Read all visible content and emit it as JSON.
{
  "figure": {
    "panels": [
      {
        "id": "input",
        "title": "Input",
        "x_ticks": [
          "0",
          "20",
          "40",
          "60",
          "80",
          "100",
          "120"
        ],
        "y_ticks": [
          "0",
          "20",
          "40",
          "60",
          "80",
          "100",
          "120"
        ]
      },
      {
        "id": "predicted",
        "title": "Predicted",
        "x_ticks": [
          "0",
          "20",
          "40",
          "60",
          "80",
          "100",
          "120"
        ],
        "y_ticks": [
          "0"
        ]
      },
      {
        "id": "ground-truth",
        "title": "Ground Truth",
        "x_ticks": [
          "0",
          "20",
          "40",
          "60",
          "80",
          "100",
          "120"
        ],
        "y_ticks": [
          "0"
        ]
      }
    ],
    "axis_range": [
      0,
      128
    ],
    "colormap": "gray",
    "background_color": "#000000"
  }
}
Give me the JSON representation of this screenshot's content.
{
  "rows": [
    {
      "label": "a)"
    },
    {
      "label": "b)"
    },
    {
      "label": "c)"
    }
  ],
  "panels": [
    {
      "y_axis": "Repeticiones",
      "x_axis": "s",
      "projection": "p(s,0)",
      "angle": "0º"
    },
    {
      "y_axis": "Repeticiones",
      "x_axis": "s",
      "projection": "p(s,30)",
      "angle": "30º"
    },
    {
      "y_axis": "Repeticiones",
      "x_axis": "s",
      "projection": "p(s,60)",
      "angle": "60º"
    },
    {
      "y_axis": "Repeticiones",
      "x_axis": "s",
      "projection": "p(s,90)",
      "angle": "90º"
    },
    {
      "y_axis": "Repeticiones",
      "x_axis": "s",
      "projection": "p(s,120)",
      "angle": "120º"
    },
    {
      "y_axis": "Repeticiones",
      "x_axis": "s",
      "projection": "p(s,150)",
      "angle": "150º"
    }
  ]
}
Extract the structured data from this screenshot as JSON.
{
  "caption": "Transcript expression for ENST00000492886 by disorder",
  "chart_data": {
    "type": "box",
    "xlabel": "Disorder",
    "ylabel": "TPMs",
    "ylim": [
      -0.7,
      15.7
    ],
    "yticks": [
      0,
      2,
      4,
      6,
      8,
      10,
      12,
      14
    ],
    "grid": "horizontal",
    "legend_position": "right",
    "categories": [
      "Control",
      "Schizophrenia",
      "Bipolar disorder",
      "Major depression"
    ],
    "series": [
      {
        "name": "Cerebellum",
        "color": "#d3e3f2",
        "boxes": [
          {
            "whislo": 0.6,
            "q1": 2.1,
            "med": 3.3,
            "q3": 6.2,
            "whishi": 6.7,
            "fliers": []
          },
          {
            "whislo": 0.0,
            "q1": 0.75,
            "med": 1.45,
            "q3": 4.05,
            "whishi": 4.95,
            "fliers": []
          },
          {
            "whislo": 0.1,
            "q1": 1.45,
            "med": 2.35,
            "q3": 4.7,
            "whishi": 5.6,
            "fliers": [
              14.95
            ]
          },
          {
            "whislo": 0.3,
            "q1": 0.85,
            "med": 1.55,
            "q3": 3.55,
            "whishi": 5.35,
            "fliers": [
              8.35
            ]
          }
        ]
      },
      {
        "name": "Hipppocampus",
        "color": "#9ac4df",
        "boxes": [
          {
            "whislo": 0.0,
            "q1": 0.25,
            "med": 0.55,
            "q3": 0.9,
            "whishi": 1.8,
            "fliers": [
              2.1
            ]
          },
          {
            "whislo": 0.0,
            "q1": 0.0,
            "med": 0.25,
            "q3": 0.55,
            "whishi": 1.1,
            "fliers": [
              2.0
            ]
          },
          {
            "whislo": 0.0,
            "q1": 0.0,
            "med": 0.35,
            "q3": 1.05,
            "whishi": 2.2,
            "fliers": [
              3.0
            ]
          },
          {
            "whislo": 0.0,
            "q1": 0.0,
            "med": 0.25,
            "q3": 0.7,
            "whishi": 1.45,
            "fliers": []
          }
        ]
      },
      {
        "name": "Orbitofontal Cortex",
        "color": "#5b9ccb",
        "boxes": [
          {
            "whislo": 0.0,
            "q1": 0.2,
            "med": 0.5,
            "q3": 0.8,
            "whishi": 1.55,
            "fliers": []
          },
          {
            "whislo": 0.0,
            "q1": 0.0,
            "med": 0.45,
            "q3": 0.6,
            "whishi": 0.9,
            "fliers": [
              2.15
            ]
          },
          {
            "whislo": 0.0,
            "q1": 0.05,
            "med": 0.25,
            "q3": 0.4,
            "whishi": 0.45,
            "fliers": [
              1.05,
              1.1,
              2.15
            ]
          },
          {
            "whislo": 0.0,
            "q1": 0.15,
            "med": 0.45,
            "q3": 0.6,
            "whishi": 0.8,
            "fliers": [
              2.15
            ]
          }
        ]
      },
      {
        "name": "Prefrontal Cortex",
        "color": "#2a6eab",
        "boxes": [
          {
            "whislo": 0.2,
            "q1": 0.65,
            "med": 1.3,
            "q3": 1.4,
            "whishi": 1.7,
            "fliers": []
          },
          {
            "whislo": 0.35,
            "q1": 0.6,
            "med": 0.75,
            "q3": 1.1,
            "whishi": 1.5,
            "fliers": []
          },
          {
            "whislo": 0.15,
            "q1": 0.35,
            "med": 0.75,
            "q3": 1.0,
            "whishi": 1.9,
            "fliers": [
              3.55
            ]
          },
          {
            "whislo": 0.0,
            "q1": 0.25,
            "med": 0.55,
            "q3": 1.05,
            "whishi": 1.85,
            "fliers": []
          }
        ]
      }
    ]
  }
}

Task prompt ::
Select all lines in the listing above where the word "angle" appears, and show them.

Written answer ::
      "angle": "0º"
      "angle": "30º"
      "angle": "60º"
      "angle": "90º"
      "angle": "120º"
      "angle": "150º"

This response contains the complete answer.